■ WHAT YOU ARE ASKED TO DO
What is the number of lines in these entries that contain "Arquivo"? State it alone.

* start *

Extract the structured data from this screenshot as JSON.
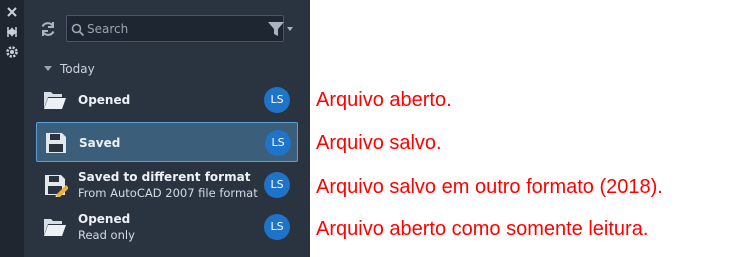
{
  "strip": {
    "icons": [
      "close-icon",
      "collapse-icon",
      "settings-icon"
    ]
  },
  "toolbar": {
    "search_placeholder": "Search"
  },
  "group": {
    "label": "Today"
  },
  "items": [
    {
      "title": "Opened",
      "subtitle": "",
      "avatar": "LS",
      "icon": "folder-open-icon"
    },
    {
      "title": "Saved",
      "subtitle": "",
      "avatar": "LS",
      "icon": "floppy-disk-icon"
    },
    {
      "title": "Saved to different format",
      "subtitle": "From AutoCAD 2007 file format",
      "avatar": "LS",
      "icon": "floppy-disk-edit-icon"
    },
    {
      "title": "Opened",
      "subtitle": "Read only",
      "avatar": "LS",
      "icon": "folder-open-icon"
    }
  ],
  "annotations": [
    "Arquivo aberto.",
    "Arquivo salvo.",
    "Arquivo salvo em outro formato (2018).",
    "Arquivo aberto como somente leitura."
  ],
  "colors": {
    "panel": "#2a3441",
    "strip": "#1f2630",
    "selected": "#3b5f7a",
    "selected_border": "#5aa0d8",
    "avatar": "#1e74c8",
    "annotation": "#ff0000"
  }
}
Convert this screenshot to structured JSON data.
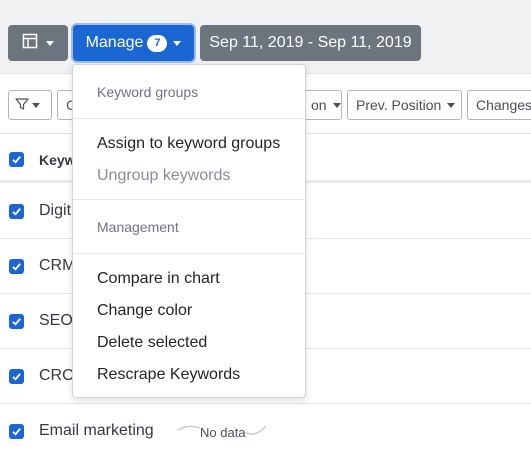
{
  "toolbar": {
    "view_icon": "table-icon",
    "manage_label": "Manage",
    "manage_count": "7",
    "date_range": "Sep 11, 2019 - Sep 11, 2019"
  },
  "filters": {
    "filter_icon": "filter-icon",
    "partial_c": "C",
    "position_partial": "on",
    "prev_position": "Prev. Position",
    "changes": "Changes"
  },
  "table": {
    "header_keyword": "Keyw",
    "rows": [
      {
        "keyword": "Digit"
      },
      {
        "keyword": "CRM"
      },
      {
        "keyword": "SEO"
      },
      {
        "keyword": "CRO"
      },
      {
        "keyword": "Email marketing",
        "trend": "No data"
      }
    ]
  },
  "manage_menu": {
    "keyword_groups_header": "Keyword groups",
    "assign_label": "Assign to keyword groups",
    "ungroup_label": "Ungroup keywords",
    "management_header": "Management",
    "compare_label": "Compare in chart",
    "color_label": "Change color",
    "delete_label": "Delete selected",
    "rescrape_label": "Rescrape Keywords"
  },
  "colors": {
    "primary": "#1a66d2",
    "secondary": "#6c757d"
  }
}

* end *
* start *

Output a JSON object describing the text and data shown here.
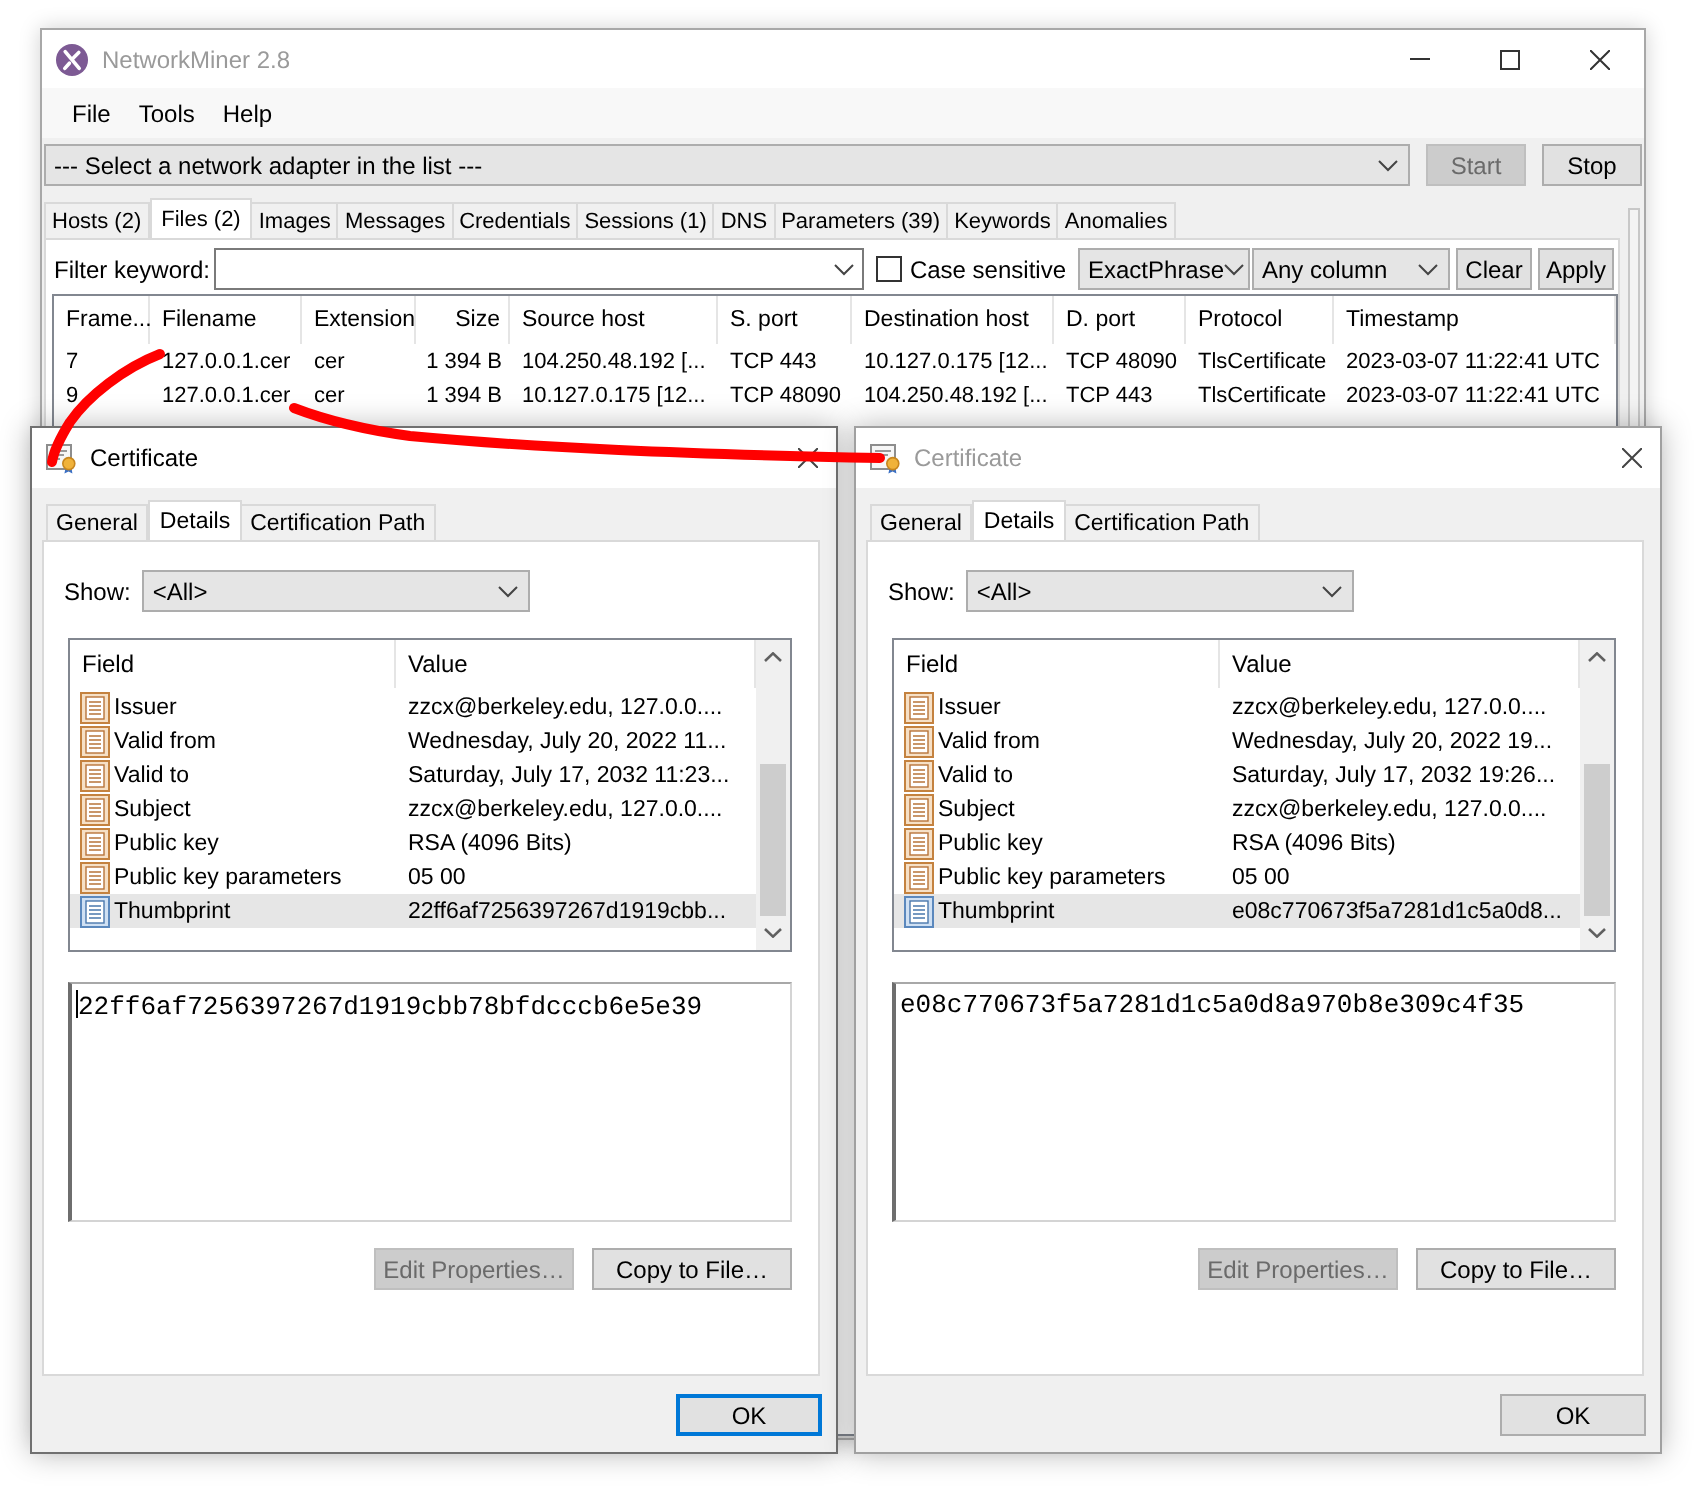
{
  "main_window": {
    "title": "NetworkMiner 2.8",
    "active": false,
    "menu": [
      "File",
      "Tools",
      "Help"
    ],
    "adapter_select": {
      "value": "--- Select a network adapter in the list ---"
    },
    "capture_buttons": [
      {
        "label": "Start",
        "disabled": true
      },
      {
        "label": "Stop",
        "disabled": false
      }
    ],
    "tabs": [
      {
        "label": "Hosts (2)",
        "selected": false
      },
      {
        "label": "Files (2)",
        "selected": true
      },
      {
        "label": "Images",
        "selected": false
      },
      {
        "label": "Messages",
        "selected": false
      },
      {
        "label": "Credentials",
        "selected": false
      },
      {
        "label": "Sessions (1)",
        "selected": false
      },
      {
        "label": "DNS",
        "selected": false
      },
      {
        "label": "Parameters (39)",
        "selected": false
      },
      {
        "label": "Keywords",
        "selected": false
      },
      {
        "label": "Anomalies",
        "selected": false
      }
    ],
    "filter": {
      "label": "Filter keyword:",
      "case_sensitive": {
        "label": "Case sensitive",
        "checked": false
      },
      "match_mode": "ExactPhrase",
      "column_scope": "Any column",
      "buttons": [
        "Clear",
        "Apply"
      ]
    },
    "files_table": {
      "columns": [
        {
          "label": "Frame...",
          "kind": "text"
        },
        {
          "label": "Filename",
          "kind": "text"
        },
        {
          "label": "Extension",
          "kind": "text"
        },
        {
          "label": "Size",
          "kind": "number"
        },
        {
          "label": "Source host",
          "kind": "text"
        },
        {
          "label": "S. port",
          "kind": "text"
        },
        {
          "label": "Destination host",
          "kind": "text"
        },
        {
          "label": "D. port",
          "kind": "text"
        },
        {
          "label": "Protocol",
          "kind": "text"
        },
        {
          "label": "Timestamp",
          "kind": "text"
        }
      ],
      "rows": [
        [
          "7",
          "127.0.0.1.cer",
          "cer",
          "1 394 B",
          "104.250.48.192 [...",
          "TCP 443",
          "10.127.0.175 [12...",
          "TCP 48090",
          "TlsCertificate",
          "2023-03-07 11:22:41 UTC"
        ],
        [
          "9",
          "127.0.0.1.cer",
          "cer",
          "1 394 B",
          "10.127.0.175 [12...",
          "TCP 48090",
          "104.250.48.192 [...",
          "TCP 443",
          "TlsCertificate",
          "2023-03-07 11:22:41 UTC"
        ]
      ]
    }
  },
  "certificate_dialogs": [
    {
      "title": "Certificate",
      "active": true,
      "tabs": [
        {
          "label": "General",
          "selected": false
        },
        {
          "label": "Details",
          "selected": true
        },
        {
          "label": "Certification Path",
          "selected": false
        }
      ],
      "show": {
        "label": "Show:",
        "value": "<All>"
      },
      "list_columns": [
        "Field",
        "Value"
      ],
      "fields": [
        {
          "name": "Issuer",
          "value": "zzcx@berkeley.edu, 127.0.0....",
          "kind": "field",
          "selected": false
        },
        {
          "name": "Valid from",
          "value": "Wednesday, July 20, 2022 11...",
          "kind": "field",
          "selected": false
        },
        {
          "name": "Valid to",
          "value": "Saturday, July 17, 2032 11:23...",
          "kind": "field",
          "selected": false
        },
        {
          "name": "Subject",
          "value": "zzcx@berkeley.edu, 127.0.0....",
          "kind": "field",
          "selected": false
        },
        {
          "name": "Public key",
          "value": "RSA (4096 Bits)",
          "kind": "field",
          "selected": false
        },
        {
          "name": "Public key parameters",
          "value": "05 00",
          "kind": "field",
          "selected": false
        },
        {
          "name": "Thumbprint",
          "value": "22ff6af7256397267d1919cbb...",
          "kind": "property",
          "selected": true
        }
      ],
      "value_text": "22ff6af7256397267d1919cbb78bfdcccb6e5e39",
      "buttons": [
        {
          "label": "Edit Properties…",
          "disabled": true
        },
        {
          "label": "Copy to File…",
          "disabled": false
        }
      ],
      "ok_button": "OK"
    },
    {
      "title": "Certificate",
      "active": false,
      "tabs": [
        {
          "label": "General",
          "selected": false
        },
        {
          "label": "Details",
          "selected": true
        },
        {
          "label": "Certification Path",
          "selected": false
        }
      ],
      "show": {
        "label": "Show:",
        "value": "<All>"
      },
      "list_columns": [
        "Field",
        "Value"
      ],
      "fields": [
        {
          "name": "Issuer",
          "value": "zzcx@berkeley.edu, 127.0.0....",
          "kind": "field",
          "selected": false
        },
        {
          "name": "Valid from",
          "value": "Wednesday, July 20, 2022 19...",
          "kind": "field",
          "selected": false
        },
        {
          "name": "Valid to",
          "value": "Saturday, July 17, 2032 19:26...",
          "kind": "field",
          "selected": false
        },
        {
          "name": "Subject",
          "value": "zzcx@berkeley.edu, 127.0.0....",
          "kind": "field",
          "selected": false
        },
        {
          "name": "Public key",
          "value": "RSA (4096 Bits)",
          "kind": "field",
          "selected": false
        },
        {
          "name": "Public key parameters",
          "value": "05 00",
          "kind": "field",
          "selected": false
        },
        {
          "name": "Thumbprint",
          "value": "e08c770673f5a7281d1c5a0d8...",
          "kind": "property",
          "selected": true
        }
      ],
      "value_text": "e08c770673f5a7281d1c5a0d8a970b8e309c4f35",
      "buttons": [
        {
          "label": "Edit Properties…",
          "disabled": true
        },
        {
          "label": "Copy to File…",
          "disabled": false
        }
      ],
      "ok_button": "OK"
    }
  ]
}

* end *
* start *

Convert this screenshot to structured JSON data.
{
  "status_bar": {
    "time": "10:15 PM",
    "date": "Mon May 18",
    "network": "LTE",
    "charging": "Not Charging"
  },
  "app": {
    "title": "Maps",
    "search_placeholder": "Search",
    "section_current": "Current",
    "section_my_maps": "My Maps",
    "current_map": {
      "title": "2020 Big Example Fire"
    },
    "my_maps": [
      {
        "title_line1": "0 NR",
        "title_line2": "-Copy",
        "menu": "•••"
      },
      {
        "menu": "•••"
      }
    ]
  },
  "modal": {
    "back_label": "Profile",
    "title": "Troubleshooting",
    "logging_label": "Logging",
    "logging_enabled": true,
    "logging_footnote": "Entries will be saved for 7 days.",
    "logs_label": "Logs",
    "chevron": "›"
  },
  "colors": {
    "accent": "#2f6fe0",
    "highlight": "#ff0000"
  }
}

* end *

■ EXERCISE RESPONSE
4